## TASK TO COMPLETE
Leave out the pictures and repeat exactly the lines from the one containing "What does this" through the end of the records.

--- begin EXCERPTED DATA ---

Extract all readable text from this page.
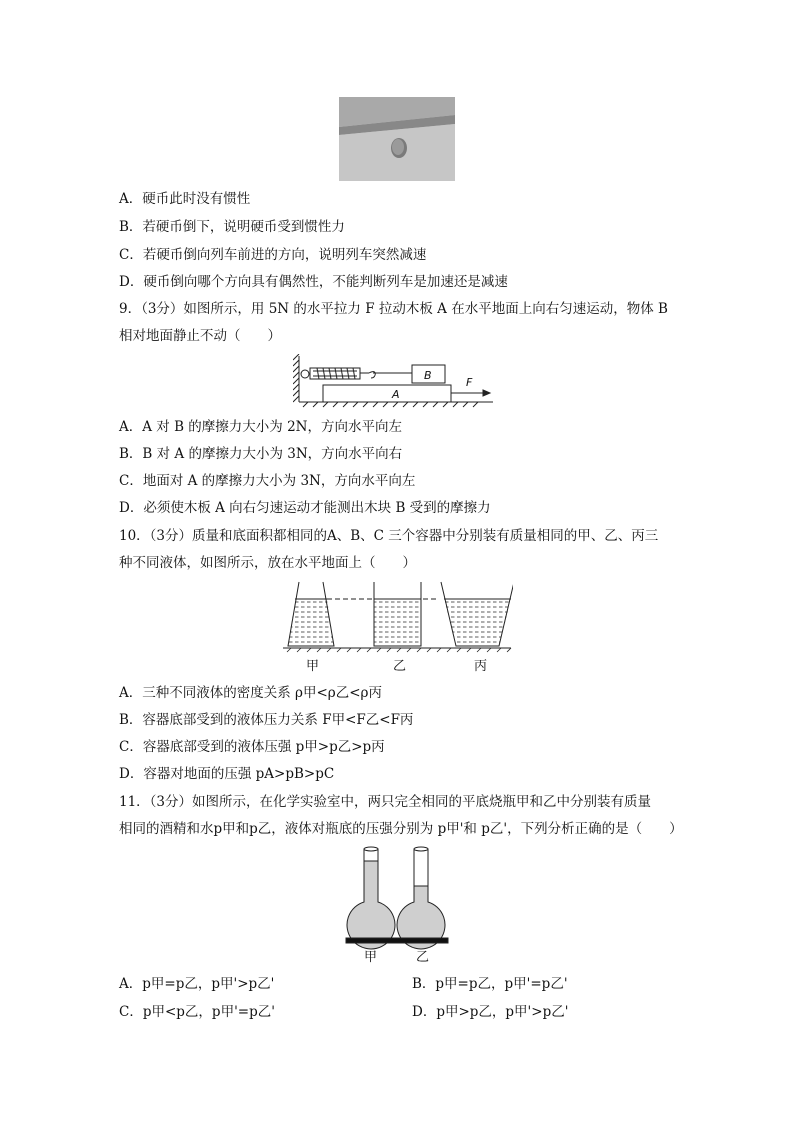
A．硬币此时没有惯性
B．若硬币倒下，说明硬币受到惯性力
C．若硬币倒向列车前进的方向，说明列车突然减速
D．硬币倒向哪个方向具有偶然性，不能判断列车是加速还是减速
9．（3分）如图所示，用 5N 的水平拉力 F 拉动木板 A 在水平地面上向右匀速运动，物体 B
相对地面静止不动（　　）
B
A
F
A．A 对 B 的摩擦力大小为 2N，方向水平向左
B．B 对 A 的摩擦力大小为 3N，方向水平向右
C．地面对 A 的摩擦力大小为 3N，方向水平向左
D．必须使木板 A 向右匀速运动才能测出木块 B 受到的摩擦力
10．（3分）质量和底面积都相同的A、B、C 三个容器中分别装有质量相同的甲、乙、丙三
种不同液体，如图所示，放在水平地面上（　　）
甲	乙	丙
A．三种不同液体的密度关系 ρ甲<ρ乙<ρ丙
B．容器底部受到的液体压力关系 F甲<F乙<F丙
C．容器底部受到的液体压强 p甲>p乙>p丙
D．容器对地面的压强 pA>pB>pC
11．（3分）如图所示，在化学实验室中，两只完全相同的平底烧瓶甲和乙中分别装有质量
相同的酒精和水p甲和p乙，液体对瓶底的压强分别为 p甲'和 p乙'，下列分析正确的是（　　）
甲	乙
A．p甲=p乙，p甲'>p乙'	B．p甲=p乙，p甲'=p乙'
C．p甲<p乙，p甲'=p乙'	D．p甲>p乙，p甲'>p乙'
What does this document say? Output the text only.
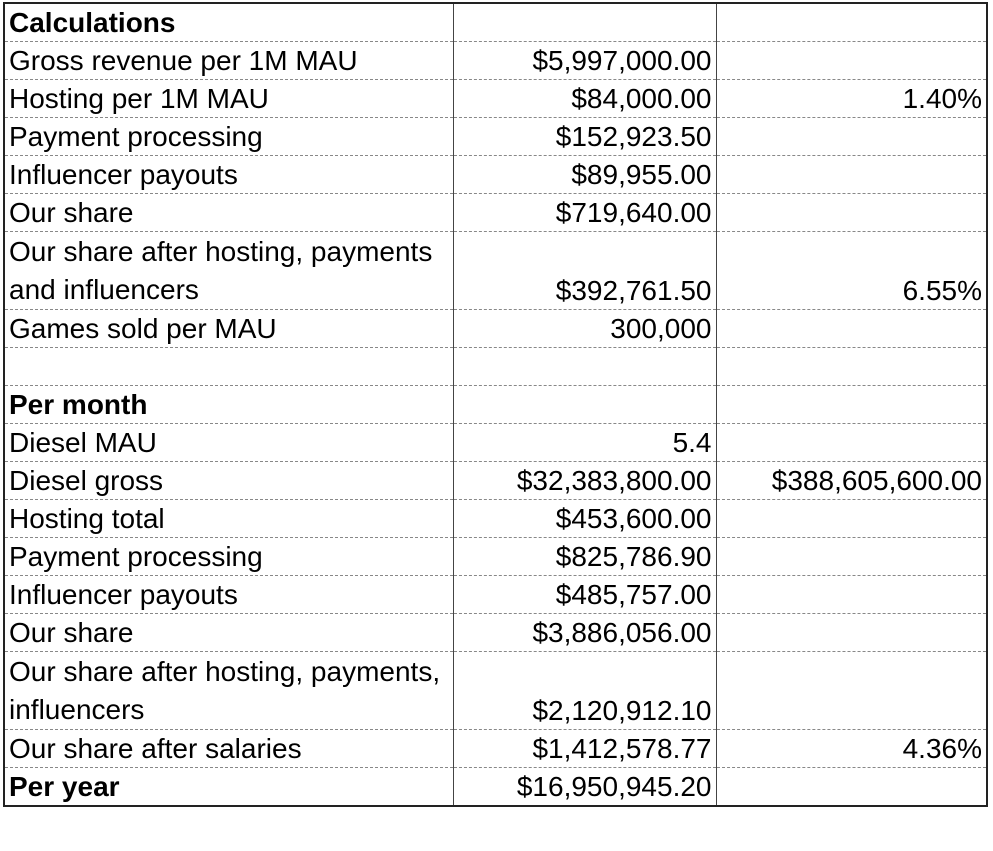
Calculations		
Gross revenue per 1M MAU	$5,997,000.00	
Hosting per 1M MAU	$84,000.00	1.40%
Payment processing	$152,923.50	
Influencer payouts	$89,955.00	
Our share	$719,640.00	
Our share after hosting, payments and influencers	$392,761.50	6.55%
Games sold per MAU	300,000	

Per month		
Diesel MAU	5.4	
Diesel gross	$32,383,800.00	$388,605,600.00
Hosting total	$453,600.00	
Payment processing	$825,786.90	
Influencer payouts	$485,757.00	
Our share	$3,886,056.00	
Our share after hosting, payments, influencers	$2,120,912.10	
Our share after salaries	$1,412,578.77	4.36%
Per year	$16,950,945.20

--- end EXCERPTED DATA ---

## OUTPUT FOR THIS EXERCISE
What does this document say? Output the text only.
Calculations		
Gross revenue per 1M MAU	$5,997,000.00	
Hosting per 1M MAU	$84,000.00	1.40%
Payment processing	$152,923.50	
Influencer payouts	$89,955.00	
Our share	$719,640.00	
Our share after hosting, payments and influencers	$392,761.50	6.55%
Games sold per MAU	300,000	

Per month		
Diesel MAU	5.4	
Diesel gross	$32,383,800.00	$388,605,600.00
Hosting total	$453,600.00	
Payment processing	$825,786.90	
Influencer payouts	$485,757.00	
Our share	$3,886,056.00	
Our share after hosting, payments, influencers	$2,120,912.10	
Our share after salaries	$1,412,578.77	4.36%
Per year	$16,950,945.20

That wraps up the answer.